REQUIRED TASK = Read the records and gather each line that includes "JSON".

--*--

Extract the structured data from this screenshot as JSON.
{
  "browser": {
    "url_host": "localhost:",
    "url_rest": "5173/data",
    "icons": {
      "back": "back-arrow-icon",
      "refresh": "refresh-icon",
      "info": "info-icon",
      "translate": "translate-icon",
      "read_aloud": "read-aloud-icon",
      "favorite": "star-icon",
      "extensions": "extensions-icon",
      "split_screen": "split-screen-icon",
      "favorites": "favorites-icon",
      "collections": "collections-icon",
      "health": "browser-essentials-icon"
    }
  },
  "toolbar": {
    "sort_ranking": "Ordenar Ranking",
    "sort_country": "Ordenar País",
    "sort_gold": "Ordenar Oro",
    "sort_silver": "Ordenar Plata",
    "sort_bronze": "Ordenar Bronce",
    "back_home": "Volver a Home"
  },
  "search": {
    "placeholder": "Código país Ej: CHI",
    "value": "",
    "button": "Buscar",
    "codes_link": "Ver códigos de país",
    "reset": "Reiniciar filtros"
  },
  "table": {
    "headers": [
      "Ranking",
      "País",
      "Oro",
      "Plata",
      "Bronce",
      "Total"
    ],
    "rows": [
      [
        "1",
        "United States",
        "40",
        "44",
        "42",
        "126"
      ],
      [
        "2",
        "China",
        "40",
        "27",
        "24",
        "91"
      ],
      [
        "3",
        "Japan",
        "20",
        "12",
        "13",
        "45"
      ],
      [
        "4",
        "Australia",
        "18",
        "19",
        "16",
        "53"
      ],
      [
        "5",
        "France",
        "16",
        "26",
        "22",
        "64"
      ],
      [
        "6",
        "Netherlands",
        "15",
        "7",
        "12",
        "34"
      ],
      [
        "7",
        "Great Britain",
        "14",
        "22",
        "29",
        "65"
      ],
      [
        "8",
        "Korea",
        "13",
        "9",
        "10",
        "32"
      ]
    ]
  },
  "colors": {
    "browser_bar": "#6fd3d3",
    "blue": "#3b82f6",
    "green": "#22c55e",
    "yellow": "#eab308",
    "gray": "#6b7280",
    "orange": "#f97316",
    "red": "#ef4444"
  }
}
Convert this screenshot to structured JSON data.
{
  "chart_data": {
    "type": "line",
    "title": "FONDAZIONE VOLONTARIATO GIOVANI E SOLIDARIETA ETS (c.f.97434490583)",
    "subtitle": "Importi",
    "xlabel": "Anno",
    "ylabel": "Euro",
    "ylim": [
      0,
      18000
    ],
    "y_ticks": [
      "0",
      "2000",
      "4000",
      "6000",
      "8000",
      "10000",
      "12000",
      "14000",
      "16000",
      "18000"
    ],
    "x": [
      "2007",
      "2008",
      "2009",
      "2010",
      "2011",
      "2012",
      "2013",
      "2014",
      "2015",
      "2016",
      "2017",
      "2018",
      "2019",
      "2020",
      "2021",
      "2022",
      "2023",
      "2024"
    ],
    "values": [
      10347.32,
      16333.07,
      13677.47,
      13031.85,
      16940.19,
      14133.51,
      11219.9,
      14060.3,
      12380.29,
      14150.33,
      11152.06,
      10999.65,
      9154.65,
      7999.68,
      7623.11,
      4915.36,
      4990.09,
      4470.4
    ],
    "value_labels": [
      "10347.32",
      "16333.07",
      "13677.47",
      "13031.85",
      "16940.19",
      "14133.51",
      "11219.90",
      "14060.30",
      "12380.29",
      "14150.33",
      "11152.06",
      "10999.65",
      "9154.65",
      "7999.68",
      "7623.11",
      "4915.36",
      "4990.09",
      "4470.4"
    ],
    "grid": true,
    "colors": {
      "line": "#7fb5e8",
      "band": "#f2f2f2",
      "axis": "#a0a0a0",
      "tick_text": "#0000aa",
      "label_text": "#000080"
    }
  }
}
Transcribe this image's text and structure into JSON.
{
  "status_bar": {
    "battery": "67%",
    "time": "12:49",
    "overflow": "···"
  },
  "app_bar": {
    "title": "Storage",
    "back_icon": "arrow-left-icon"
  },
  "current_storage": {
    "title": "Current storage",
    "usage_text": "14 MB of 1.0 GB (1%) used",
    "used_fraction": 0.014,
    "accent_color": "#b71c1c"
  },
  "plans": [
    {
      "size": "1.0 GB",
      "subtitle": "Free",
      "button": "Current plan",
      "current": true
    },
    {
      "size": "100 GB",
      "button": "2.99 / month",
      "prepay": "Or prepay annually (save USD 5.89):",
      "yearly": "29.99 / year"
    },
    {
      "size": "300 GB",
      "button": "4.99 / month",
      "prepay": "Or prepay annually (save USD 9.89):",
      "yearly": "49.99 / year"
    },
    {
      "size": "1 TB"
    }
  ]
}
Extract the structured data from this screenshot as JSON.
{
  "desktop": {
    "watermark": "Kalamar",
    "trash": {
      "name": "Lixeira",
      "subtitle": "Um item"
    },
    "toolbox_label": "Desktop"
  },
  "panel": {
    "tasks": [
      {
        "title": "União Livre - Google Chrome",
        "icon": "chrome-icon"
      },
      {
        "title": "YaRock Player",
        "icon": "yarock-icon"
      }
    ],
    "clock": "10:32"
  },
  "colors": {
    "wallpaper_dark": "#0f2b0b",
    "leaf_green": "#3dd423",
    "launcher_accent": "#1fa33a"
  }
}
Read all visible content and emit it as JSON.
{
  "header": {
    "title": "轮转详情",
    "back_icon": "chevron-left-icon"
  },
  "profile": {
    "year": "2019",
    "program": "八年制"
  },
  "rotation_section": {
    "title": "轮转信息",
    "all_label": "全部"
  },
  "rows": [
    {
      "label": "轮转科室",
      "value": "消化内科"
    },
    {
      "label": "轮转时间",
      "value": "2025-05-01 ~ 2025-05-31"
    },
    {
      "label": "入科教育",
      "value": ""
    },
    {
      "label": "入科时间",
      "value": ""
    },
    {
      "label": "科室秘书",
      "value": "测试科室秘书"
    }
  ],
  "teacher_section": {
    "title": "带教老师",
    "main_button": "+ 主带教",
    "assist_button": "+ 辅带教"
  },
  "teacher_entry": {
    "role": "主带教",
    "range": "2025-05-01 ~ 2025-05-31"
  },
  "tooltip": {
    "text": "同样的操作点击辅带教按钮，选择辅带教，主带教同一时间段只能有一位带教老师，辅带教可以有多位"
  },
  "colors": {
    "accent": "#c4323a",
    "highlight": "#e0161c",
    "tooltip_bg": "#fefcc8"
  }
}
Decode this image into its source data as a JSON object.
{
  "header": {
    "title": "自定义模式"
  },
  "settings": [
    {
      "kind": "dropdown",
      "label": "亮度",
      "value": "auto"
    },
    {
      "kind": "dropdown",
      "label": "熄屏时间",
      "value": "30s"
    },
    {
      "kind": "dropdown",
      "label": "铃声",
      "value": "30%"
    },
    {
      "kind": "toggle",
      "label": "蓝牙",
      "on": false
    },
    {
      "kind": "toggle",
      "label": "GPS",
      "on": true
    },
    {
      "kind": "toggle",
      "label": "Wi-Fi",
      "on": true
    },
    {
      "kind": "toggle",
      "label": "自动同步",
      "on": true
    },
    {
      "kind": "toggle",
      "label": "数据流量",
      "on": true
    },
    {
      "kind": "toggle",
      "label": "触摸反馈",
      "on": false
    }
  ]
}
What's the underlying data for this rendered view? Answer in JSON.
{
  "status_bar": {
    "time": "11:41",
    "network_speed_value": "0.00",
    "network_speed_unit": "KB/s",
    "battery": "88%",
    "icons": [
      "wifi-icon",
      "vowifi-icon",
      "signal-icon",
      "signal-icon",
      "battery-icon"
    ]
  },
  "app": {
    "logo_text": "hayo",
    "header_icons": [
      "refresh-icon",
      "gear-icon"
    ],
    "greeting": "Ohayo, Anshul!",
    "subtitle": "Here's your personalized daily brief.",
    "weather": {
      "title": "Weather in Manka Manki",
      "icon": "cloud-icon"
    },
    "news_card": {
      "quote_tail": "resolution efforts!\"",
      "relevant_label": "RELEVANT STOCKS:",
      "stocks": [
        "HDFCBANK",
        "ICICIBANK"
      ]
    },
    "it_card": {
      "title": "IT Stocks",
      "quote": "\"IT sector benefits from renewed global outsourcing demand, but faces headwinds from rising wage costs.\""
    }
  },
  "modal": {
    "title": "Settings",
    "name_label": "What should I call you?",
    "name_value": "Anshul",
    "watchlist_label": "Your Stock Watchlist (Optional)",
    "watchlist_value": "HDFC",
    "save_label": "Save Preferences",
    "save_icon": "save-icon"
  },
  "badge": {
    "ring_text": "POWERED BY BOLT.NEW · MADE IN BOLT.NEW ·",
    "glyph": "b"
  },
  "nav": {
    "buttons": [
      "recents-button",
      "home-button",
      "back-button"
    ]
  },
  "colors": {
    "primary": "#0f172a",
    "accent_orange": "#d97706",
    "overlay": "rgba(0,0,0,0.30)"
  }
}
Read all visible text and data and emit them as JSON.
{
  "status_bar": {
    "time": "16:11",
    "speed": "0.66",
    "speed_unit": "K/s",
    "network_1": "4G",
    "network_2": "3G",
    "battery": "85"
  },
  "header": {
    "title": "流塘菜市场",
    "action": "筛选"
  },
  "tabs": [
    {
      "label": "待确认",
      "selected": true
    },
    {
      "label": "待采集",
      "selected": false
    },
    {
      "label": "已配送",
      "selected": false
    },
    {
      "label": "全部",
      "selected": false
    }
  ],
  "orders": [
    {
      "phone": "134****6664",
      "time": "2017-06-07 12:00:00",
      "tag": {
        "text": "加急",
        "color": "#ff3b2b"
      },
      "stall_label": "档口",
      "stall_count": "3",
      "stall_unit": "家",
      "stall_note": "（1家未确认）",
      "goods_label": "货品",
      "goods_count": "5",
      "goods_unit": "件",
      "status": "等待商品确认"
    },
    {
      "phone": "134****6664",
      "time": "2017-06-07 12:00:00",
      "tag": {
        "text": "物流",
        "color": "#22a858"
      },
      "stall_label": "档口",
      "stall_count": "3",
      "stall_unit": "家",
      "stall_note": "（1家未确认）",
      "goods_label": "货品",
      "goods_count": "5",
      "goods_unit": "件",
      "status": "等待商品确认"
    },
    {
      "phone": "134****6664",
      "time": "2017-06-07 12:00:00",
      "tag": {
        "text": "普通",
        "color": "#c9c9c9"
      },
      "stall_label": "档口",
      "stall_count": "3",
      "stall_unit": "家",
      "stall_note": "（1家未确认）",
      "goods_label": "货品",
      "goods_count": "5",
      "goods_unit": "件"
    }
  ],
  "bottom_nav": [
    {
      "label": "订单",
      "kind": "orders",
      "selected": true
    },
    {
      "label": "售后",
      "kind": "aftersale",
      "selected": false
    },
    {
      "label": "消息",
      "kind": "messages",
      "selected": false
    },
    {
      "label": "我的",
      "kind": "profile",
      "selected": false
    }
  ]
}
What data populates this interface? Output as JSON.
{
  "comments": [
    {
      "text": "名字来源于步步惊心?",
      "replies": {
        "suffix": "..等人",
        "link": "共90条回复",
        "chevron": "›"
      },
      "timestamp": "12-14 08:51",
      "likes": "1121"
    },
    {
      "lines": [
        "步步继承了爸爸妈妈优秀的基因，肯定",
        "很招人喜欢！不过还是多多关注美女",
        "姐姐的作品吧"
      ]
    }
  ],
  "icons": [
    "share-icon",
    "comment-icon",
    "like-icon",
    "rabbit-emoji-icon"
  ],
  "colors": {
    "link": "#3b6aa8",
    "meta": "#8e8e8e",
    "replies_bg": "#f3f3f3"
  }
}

--*--

OUTPUT OF THE TASK =
Extract the structured data from this screenshot as JSON.
Convert this screenshot to structured JSON data.
Transcribe this image's text and structure into JSON.
Extract the structured data from this screenshot as JSON.
Read all visible content and emit it as JSON.
Decode this image into its source data as a JSON object.
What's the underlying data for this rendered view? Answer in JSON.
Read all visible text and data and emit them as JSON.
What data populates this interface? Output as JSON.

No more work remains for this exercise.